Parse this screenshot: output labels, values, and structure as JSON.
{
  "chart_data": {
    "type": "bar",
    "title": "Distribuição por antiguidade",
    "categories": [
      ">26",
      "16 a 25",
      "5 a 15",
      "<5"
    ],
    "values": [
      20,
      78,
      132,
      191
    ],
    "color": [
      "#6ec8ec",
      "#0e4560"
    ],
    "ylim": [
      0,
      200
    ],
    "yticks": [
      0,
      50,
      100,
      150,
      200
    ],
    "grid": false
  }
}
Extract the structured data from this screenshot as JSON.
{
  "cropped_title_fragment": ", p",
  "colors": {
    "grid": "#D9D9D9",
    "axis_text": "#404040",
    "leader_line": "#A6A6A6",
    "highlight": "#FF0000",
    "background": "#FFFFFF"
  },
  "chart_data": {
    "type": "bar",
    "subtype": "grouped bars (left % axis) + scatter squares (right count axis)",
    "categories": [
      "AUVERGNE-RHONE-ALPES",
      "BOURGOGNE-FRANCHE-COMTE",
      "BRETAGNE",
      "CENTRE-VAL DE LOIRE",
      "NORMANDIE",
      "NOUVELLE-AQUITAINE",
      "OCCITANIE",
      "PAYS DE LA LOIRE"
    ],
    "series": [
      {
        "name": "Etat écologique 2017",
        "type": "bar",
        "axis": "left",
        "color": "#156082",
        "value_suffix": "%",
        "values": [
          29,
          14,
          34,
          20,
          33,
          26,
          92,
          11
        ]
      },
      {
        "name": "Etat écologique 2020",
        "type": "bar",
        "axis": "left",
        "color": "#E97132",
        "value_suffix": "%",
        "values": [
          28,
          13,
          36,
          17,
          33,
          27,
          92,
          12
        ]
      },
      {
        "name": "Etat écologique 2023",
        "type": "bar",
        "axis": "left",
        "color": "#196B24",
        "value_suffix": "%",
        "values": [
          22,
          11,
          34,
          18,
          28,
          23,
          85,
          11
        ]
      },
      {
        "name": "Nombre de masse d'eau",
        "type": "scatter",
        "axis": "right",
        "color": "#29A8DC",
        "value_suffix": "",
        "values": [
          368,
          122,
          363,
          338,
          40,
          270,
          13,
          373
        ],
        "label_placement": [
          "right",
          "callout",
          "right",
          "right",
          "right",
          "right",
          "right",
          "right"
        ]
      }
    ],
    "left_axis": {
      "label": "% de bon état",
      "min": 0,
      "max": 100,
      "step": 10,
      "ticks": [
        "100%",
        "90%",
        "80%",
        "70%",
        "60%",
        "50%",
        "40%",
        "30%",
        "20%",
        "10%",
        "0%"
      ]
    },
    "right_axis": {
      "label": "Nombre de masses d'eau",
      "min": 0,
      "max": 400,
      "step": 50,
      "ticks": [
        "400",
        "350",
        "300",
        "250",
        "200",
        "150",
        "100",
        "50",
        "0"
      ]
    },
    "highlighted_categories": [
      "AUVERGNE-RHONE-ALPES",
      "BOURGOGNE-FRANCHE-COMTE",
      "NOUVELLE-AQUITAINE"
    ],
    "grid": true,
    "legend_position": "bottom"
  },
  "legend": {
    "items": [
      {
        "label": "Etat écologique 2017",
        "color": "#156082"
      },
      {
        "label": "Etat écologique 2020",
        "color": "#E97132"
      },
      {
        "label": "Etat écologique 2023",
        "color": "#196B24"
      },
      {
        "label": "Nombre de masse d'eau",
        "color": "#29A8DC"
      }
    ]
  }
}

| Requirement |
From the entries above, copy every line that holds the word "écologique".

| Solution for this problem |
        "name": "Etat écologique 2017",
        "name": "Etat écologique 2020",
        "name": "Etat écologique 2023",
        "label": "Etat écologique 2017",
        "label": "Etat écologique 2020",
        "label": "Etat écologique 2023",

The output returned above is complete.